• [EXERCISE A]: Reproduce the records verbatim, beginning with their first line and ending with the line that contains "row-divider <box>502 506 656 507</box>", both lines included.

• [PASSAGE SHOWN]:
Import control options into internal storage prior to solution.

Parameters:

optionsdict, optional

dictionary of control options (see l2rt.initialize).

l2rt.solve_problem(status, m, n, power, weight, shift, u, v)#

Find the global moinimizer of the regularized objective function \(r(x)\).

Parameters:

statusint

holds the entry status. Possible values are

  • 1

an initial entry with u set to \(b\).

  • other

the value returned from the previous call, see Returns below.

mint

holds the number of residuals, i.e., the number of rows of \(A\).

nint

holds the number of variables, i.e., the number of columns of \(A\).

powerfloat

holds the regularization power, \(p \geq 2\).

weightfloat

holds the strictly positive regularization weight, \(\sigma\).

shiftfloat

holds the positive shift, \(\mu\).

undarray(m)

holds the result vector when initial or return status = 1, 2, 4 or 5 (see below).

vndarray(n)

holds the result vector when return status = 3 (see below).

Returns:

statusint

holds the exit status. Possible values are

  • 0

the solution has been found, no further reentry is required

  • 2

the sum \(u + A v\), involving the vectors \(u\) and \(v\) returned in u and v, must be formed, the result placed in u, and the function recalled with status set to 2.

  • 3

the sum \(v + A^T u\), involving the vectors \(u\) and \(v\) returned in u and v, must be formed, the result placed in v, and the function recalled with status set to 3.

  • 4

the iteration must be restarted by setting u to \(b\), and the function recalled with status set to 4.

  • <0

an error occurred, see status in l2rt.information for further details.

xndarray(n)

holds the values of the approximate minimizer \(x\).

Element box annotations
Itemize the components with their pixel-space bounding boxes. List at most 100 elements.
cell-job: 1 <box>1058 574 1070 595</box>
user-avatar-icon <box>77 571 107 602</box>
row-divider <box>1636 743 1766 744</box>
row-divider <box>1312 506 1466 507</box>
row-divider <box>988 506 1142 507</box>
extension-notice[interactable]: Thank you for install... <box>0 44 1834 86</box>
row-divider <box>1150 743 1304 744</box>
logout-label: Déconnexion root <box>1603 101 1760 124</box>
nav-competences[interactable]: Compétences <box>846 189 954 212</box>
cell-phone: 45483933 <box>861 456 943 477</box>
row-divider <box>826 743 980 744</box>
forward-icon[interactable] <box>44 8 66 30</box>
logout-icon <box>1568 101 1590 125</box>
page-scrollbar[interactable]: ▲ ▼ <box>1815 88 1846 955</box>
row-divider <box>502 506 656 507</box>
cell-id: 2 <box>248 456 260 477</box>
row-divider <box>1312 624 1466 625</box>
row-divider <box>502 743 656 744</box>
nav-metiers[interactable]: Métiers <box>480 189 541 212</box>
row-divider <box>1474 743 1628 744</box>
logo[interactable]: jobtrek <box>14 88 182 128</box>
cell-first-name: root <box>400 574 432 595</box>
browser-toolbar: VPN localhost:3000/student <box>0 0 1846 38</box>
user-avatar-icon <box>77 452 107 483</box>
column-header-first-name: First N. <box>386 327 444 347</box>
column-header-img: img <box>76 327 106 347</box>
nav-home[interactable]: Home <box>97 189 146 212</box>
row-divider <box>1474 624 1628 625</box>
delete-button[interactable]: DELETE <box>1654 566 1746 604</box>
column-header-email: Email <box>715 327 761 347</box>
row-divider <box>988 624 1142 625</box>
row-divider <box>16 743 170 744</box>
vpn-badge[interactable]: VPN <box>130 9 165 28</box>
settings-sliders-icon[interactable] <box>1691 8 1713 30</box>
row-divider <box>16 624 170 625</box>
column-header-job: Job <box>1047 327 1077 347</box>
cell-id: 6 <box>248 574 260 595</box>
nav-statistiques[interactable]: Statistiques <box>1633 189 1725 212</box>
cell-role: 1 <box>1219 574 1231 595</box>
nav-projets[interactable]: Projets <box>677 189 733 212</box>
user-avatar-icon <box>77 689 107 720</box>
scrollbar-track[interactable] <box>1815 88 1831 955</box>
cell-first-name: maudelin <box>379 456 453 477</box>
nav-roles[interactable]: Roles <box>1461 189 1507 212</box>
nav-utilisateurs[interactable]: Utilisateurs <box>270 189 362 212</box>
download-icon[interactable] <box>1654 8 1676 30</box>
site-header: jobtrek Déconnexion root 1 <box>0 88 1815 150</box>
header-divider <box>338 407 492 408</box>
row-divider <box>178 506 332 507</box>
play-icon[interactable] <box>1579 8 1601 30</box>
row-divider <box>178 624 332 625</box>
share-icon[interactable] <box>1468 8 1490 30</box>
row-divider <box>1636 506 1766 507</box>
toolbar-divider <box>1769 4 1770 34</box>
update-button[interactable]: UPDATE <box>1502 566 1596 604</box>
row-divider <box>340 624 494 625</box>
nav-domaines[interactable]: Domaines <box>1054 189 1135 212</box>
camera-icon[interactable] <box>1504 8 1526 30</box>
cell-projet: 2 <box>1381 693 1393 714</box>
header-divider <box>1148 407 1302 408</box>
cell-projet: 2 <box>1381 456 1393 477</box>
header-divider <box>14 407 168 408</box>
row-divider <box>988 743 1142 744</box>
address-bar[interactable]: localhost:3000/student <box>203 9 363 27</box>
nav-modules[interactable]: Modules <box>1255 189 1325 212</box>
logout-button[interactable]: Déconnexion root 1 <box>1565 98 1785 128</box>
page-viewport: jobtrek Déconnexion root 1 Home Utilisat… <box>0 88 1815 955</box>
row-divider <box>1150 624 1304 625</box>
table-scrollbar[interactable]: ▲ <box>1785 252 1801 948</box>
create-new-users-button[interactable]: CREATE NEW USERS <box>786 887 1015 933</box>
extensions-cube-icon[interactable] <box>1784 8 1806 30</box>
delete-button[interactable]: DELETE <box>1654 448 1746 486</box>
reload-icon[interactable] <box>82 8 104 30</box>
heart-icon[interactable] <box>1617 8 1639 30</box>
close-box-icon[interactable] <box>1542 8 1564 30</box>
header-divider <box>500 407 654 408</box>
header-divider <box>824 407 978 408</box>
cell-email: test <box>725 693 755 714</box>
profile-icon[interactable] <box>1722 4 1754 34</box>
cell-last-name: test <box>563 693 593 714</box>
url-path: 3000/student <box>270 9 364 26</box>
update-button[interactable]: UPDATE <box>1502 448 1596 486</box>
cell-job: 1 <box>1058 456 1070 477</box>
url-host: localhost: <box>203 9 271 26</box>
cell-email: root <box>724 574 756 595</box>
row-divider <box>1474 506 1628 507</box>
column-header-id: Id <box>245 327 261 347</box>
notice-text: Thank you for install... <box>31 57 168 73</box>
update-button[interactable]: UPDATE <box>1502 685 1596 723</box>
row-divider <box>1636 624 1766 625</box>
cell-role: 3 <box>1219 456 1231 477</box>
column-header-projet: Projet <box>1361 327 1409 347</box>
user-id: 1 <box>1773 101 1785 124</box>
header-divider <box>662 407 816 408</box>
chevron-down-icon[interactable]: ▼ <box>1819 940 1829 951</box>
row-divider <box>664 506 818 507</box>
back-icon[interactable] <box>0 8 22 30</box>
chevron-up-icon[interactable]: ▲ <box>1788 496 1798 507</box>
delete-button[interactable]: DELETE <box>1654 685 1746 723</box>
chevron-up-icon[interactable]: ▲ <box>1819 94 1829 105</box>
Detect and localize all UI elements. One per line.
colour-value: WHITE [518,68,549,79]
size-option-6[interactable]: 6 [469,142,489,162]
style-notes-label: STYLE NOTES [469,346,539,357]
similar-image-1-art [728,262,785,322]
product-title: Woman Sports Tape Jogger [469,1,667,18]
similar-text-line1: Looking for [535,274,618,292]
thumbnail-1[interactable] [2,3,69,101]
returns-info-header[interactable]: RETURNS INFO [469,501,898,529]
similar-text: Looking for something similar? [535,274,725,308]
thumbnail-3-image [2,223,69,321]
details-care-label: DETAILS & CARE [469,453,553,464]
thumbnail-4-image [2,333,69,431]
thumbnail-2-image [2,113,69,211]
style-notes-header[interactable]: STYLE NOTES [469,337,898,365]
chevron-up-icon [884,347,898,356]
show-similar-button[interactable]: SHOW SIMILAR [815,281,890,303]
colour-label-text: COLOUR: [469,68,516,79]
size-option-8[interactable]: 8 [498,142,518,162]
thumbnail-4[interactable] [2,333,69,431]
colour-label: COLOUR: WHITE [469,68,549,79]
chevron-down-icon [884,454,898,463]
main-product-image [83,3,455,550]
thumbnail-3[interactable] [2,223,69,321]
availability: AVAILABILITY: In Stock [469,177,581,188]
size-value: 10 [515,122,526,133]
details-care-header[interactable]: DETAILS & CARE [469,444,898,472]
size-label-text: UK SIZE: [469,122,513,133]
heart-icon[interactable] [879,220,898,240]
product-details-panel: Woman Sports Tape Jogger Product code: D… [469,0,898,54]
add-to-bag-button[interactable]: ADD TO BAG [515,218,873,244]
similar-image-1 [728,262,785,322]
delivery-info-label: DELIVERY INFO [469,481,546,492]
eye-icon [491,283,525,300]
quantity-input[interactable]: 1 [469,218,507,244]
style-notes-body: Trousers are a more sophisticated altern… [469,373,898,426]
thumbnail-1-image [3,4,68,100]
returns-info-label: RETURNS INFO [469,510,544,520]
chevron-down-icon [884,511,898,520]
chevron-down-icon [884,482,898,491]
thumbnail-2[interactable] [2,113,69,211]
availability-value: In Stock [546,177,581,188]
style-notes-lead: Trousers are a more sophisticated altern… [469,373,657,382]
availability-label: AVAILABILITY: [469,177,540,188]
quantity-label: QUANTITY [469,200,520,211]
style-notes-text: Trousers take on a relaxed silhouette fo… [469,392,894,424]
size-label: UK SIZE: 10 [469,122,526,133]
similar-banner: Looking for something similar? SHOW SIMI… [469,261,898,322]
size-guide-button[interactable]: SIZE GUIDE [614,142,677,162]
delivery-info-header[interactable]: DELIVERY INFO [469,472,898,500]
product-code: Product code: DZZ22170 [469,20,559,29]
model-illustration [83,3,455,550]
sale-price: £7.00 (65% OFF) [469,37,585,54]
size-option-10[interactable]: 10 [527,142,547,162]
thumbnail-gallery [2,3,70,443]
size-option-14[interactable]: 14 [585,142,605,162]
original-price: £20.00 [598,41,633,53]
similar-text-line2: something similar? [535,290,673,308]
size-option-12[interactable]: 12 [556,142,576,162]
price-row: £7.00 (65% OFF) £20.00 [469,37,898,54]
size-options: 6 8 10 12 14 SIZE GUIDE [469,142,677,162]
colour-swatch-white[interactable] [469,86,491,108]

• [EXERCISE B]: Write the next part of the l2rt solver documentation, picking up after its final sentence.

• [EXERCISE RESPONSE A]:
Itemize the components with their pixel-space bounding boxes. List at most 100 elements.
cell-job: 1 <box>1058 574 1070 595</box>
user-avatar-icon <box>77 571 107 602</box>
row-divider <box>1636 743 1766 744</box>
row-divider <box>1312 506 1466 507</box>
row-divider <box>988 506 1142 507</box>
extension-notice[interactable]: Thank you for install... <box>0 44 1834 86</box>
row-divider <box>1150 743 1304 744</box>
logout-label: Déconnexion root <box>1603 101 1760 124</box>
nav-competences[interactable]: Compétences <box>846 189 954 212</box>
cell-phone: 45483933 <box>861 456 943 477</box>
row-divider <box>826 743 980 744</box>
forward-icon[interactable] <box>44 8 66 30</box>
logout-icon <box>1568 101 1590 125</box>
page-scrollbar[interactable]: ▲ ▼ <box>1815 88 1846 955</box>
row-divider <box>502 506 656 507</box>

• [EXERCISE RESPONSE B]:
undarray(m)

holds the result vector \(u\).

vndarray(n)

holds the result vector \(v\).

[optional] l2rt.information()

Provide optional output information

Returns:

informdict
dictionary containing output information:
statusint

return status. Possible values are:

  • 0

    The run was successful.

  • -1

    An allocation error occurred. A message indicating the offending array is written on unit options[‘error’], and the returned allocation status and a string containing the name of the offending array are held in inform[‘alloc_status’] and inform[‘bad_alloc’] respectively.

  • -2

    A deallocation error occurred. A message indicating the offending array is written on unit options[‘error’] and the returned allocation status and a string containing the name of the offending array are held in inform[‘alloc_status’] and inform[‘bad_alloc’] respectively.

  • -3

    The restriction n > 0, m > 0, \(p \geq 2\) or \(\sigma > 0\) has been violated.

  • -18

    The iteration limit has been exceeded.

  • -25

    status is negative on entry.

alloc_statusint

the status of the last attempted allocation/deallocation.

bad_allocstr

the name of the array for which an allocation/deallocation error occurred.

iterint

the total number of iterations required.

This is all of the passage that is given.